▸ WHAT THE TASK ASKS
Among the lines below, list those containing the string "fluids".

* * * * * * *

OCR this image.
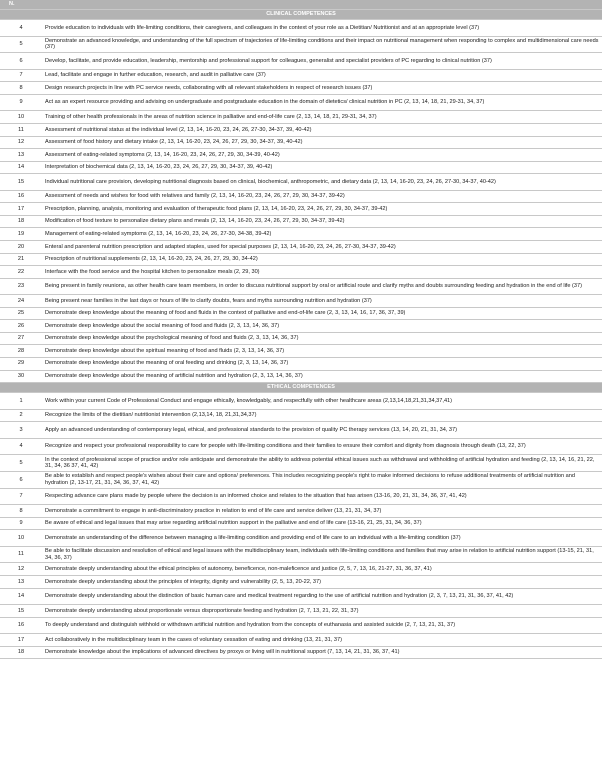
N.	
CLINICAL COMPETENCES	
4	Provide education to individuals with life-limiting conditions, their caregivers, and colleagues in the context of your role as a Dietitian/ Nutritionist and at an appropriate level (37)
5	Demonstrate an advanced knowledge, and understanding of the full spectrum of trajectories of life-limiting conditions and their impact on nutritional management when responding to complex and multidimensional care needs (37)
6	Develop, facilitate, and provide education, leadership, mentorship and professional support for colleagues, generalist and specialist providers of PC regarding to clinical nutrition (37)
7	Lead, facilitate and engage in further education, research, and audit in palliative care (37)
8	Design research projects in line with PC service needs, collaborating with all relevant stakeholders in respect of research issues (37)
9	Act as an expert resource providing and advising on undergraduate and postgraduate education in the domain of dietetics/ clinical nutrition in PC (2, 13, 14, 18, 21, 29-31, 34, 37)
10	Training of other health professionals in the areas of nutrition science in palliative and end-of-life care (2, 13, 14, 18, 21, 29-31, 34, 37)
11	Assessment of nutritional status at the individual level (2, 13, 14, 16-20, 23, 24, 26, 27-30, 34-37, 39, 40-42)
12	Assessment of food history and dietary intake (2, 13, 14, 16-20, 23, 24, 26, 27, 29, 30, 34-37, 39, 40-42)
13	Assessment of eating-related symptoms (2, 13, 14, 16-20, 23, 24, 26, 27, 29, 30, 34-39, 40-42)
14	Interpretation of biochemical data (2, 13, 14, 16-20, 23, 24, 26, 27, 29, 30, 34-37, 39, 40-42)
15	Individual nutritional care provision, developing nutritional diagnosis based on clinical, biochemical, anthropometric, and dietary data (2, 13, 14, 16-20, 23, 24, 26, 27-30, 34-37, 40-42)
16	Assessment of needs and wishes for food with relatives and family (2, 13, 14, 16-20, 23, 24, 26, 27, 29, 30, 34-37, 39-42)
17	Prescription, planning, analysis, monitoring and evaluation of therapeutic food plans (2, 13, 14, 16-20, 23, 24, 26, 27, 29, 30, 34-37, 39-42)
18	Modification of food texture to personalize dietary plans and meals (2, 13, 14, 16-20, 23, 24, 26, 27, 29, 30, 34-37, 39-42)
19	Management of eating-related symptoms (2, 13, 14, 16-20, 23, 24, 26, 27-30, 34-38, 39-42)
20	Enteral and parenteral nutrition prescription and adapted staples, used for special purposes (2, 13, 14, 16-20, 23, 24, 26, 27-30, 34-37, 39-42)
21	Prescription of nutritional supplements (2, 13, 14, 16-20, 23, 24, 26, 27, 29, 30, 34-42)
22	Interface with the food service and the hospital kitchen to personalize meals (2, 29, 30)
23	Being present in family reunions, as other health care team members, in order to discuss nutritional support by oral or artificial route and clarify myths and doubts surrounding feeding and hydration in the end of life (37)
24	Being present near families in the last days or hours of life to clarify doubts, fears and myths surrounding nutrition and hydration (37)
25	Demonstrate deep knowledge about the meaning of food and fluids in the context of palliative and end-of-life care (2, 3, 13, 14, 16, 17, 36, 37, 39)
26	Demonstrate deep knowledge about the social meaning of food and fluids (2, 3, 13, 14, 36, 37)
27	Demonstrate deep knowledge about the psychological meaning of food and fluids (2, 3, 13, 14, 36, 37)
28	Demonstrate deep knowledge about the spiritual meaning of food and fluids (2, 3, 13, 14, 36, 37)
29	Demonstrate deep knowledge about the meaning of oral feeding and drinking (2, 3, 13, 14, 36, 37)
30	Demonstrate deep knowledge about the meaning of artificial nutrition and hydration (2, 3, 13, 14, 36, 37)
ETHICAL COMPETENCES	
1	Work within your current Code of Professional Conduct and engage ethically, knowledgably, and respectfully with other healthcare areas (2,13,14,18,21,31,34,37,41)
2	Recognize the limits of the dietitian/ nutritionist intervention (2,13,14, 18, 21,31,34,37)
3	Apply an advanced understanding of contemporary legal, ethical, and professional standards to the provision of quality PC therapy services (13, 14, 20, 21, 31, 34, 37)
4	Recognize and respect your professional responsibility to care for people with life-limiting conditions and their families to ensure their comfort and dignity from diagnosis through death (13, 22, 37)
5	In the context of professional scope of practice and/or role anticipate and demonstrate the ability to address potential ethical issues such as withdrawal and withholding of artificial hydration and feeding (2, 13, 14, 16, 21, 22, 31, 34, 36 37, 41, 42)
6	Be able to establish and respect people's wishes about their care and options/ preferences. This includes recognizing people's right to make informed decisions to refuse additional treatments of artificial nutrition and hydration (2, 13-17, 21, 31, 34, 36, 37, 41, 42)
7	Respecting advance care plans made by people where the decision is an informed choice and relates to the situation that has arisen (13-16, 20, 21, 31, 34, 36, 37, 41, 42)
8	Demonstrate a commitment to engage in anti-discriminatory practice in relation to end of life care and service deliver (13, 21, 31, 34, 37)
9	Be aware of ethical and legal issues that may arise regarding artificial nutrition support in the palliative and end of life care (13-16, 21, 25, 31, 34, 36, 37)
10	Demonstrate an understanding of the difference between managing a life-limiting condition and providing end of life care to an individual with a life-limiting condition (37)
11	Be able to facilitate discussion and resolution of ethical and legal issues with the multidisciplinary team, individuals with life-limiting conditions and families that may arise in relation to artificial nutrition support (13-15, 21, 31, 34, 36, 37)
12	Demonstrate deeply understanding about the ethical principles of autonomy, beneficence, non-maleficence and justice (2, 5, 7, 13, 16, 21-27, 31, 36, 37, 41)
13	Demonstrate deeply understanding about the principles of integrity, dignity and vulnerability (2, 5, 13, 20-22, 37)
14	Demonstrate deeply understanding about the distinction of basic human care and medical treatment regarding to the use of artificial nutrition and hydration (2, 3, 7, 13, 21, 31, 36, 37, 41, 42)
15	Demonstrate deeply understanding about proportionate versus disproportionate feeding and hydration (2, 7, 13, 21, 22, 31, 37)
16	To deeply understand and distinguish withhold or withdrawn artificial nutrition and hydration from the concepts of euthanasia and assisted suicide (2, 7, 13, 21, 31, 37)
17	Act collaboratively in the multidisciplinary team in the cases of voluntary cessation of eating and drinking (13, 21, 31, 37)
18	Demonstrate knowledge about the implications of advanced directives by proxys or living will in nutritional support (7, 13, 14, 21, 31, 36, 37, 41)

* * * * * * *

▸ WORKED ANSWER
25	Demonstrate deep knowledge about the meaning of food and fluids in the context of palliative and end-of-life care (2, 3, 13, 14, 16, 17, 36, 37, 39)
26	Demonstrate deep knowledge about the social meaning of food and fluids (2, 3, 13, 14, 36, 37)
27	Demonstrate deep knowledge about the psychological meaning of food and fluids (2, 3, 13, 14, 36, 37)
28	Demonstrate deep knowledge about the spiritual meaning of food and fluids (2, 3, 13, 14, 36, 37)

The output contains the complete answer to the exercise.